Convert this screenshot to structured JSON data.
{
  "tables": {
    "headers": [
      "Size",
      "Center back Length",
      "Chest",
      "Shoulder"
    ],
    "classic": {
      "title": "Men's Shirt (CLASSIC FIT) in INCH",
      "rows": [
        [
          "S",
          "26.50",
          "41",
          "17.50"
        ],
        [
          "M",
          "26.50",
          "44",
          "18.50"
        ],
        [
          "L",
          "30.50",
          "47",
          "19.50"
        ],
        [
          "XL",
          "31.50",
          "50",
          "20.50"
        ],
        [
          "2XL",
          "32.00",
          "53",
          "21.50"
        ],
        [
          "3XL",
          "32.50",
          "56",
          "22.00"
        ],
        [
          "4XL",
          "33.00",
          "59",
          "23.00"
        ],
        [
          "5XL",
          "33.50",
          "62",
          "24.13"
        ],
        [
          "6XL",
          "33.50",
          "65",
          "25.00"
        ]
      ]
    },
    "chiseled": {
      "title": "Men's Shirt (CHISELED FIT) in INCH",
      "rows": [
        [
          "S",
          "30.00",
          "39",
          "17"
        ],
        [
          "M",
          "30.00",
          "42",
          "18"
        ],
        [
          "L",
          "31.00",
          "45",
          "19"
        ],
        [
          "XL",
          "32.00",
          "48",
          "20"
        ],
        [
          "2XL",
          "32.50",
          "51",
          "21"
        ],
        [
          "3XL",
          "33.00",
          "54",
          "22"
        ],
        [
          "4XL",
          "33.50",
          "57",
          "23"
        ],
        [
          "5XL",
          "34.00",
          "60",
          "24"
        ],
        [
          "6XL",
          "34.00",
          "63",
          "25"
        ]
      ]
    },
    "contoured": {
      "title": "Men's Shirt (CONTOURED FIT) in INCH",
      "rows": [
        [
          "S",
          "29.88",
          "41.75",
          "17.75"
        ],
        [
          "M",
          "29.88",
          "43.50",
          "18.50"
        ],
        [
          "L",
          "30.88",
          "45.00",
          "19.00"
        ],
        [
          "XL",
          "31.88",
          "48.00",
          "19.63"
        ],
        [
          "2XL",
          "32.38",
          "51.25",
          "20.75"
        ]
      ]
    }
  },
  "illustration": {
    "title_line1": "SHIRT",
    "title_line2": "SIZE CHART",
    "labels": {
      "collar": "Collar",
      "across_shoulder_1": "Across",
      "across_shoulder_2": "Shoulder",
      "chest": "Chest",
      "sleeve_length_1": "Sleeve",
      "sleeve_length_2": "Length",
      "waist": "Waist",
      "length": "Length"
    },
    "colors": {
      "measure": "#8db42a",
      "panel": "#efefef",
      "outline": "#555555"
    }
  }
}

## EXERCISE PROMPT
Reproduce the material exactly, with every line intact.

## EXPECTED ANSWER
Convert this screenshot to structured JSON data.
{
  "tables": {
    "headers": [
      "Size",
      "Center back Length",
      "Chest",
      "Shoulder"
    ],
    "classic": {
      "title": "Men's Shirt (CLASSIC FIT) in INCH",
      "rows": [
        [
          "S",
          "26.50",
          "41",
          "17.50"
        ],
        [
          "M",
          "26.50",
          "44",
          "18.50"
        ],
        [
          "L",
          "30.50",
          "47",
          "19.50"
        ],
        [
          "XL",
          "31.50",
          "50",
          "20.50"
        ],
        [
          "2XL",
          "32.00",
          "53",
          "21.50"
        ],
        [
          "3XL",
          "32.50",
          "56",
          "22.00"
        ],
        [
          "4XL",
          "33.00",
          "59",
          "23.00"
        ],
        [
          "5XL",
          "33.50",
          "62",
          "24.13"
        ],
        [
          "6XL",
          "33.50",
          "65",
          "25.00"
        ]
      ]
    },
    "chiseled": {
      "title": "Men's Shirt (CHISELED FIT) in INCH",
      "rows": [
        [
          "S",
          "30.00",
          "39",
          "17"
        ],
        [
          "M",
          "30.00",
          "42",
          "18"
        ],
        [
          "L",
          "31.00",
          "45",
          "19"
        ],
        [
          "XL",
          "32.00",
          "48",
          "20"
        ],
        [
          "2XL",
          "32.50",
          "51",
          "21"
        ],
        [
          "3XL",
          "33.00",
          "54",
          "22"
        ],
        [
          "4XL",
          "33.50",
          "57",
          "23"
        ],
        [
          "5XL",
          "34.00",
          "60",
          "24"
        ],
        [
          "6XL",
          "34.00",
          "63",
          "25"
        ]
      ]
    },
    "contoured": {
      "title": "Men's Shirt (CONTOURED FIT) in INCH",
      "rows": [
        [
          "S",
          "29.88",
          "41.75",
          "17.75"
        ],
        [
          "M",
          "29.88",
          "43.50",
          "18.50"
        ],
        [
          "L",
          "30.88",
          "45.00",
          "19.00"
        ],
        [
          "XL",
          "31.88",
          "48.00",
          "19.63"
        ],
        [
          "2XL",
          "32.38",
          "51.25",
          "20.75"
        ]
      ]
    }
  },
  "illustration": {
    "title_line1": "SHIRT",
    "title_line2": "SIZE CHART",
    "labels": {
      "collar": "Collar",
      "across_shoulder_1": "Across",
      "across_shoulder_2": "Shoulder",
      "chest": "Chest",
      "sleeve_length_1": "Sleeve",
      "sleeve_length_2": "Length",
      "waist": "Waist",
      "length": "Length"
    },
    "colors": {
      "measure": "#8db42a",
      "panel": "#efefef",
      "outline": "#555555"
    }
  }
}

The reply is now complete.